# Start of Exercise input

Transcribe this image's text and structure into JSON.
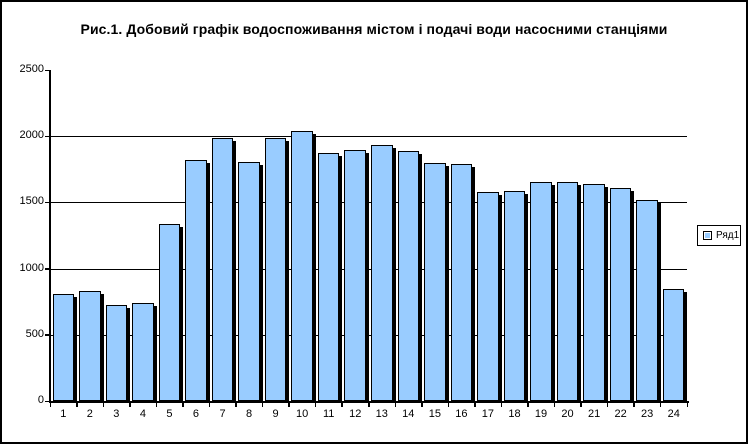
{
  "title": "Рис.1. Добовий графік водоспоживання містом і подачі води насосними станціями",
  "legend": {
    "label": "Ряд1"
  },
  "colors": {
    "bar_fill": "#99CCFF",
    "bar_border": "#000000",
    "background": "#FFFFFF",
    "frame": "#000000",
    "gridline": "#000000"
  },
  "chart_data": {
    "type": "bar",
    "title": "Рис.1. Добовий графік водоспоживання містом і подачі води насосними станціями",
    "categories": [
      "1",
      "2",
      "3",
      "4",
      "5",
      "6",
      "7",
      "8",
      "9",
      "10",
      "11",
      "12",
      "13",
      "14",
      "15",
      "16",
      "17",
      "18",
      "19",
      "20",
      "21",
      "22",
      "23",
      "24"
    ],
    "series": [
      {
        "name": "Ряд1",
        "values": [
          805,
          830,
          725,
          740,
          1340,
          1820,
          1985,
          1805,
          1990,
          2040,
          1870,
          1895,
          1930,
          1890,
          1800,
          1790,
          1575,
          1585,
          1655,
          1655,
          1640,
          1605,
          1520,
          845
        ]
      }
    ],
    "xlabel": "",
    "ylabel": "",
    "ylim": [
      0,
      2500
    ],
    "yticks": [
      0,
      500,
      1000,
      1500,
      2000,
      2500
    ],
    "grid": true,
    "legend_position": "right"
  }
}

# End of Exercise input

Written problem >> Go through the entries above and print each one exactly, minus the pictures.

Result >>
Transcribe this image's text and structure into JSON.
{
  "title": "Рис.1. Добовий графік водоспоживання містом і подачі води насосними станціями",
  "legend": {
    "label": "Ряд1"
  },
  "colors": {
    "bar_fill": "#99CCFF",
    "bar_border": "#000000",
    "background": "#FFFFFF",
    "frame": "#000000",
    "gridline": "#000000"
  },
  "chart_data": {
    "type": "bar",
    "title": "Рис.1. Добовий графік водоспоживання містом і подачі води насосними станціями",
    "categories": [
      "1",
      "2",
      "3",
      "4",
      "5",
      "6",
      "7",
      "8",
      "9",
      "10",
      "11",
      "12",
      "13",
      "14",
      "15",
      "16",
      "17",
      "18",
      "19",
      "20",
      "21",
      "22",
      "23",
      "24"
    ],
    "series": [
      {
        "name": "Ряд1",
        "values": [
          805,
          830,
          725,
          740,
          1340,
          1820,
          1985,
          1805,
          1990,
          2040,
          1870,
          1895,
          1930,
          1890,
          1800,
          1790,
          1575,
          1585,
          1655,
          1655,
          1640,
          1605,
          1520,
          845
        ]
      }
    ],
    "xlabel": "",
    "ylabel": "",
    "ylim": [
      0,
      2500
    ],
    "yticks": [
      0,
      500,
      1000,
      1500,
      2000,
      2500
    ],
    "grid": true,
    "legend_position": "right"
  }
}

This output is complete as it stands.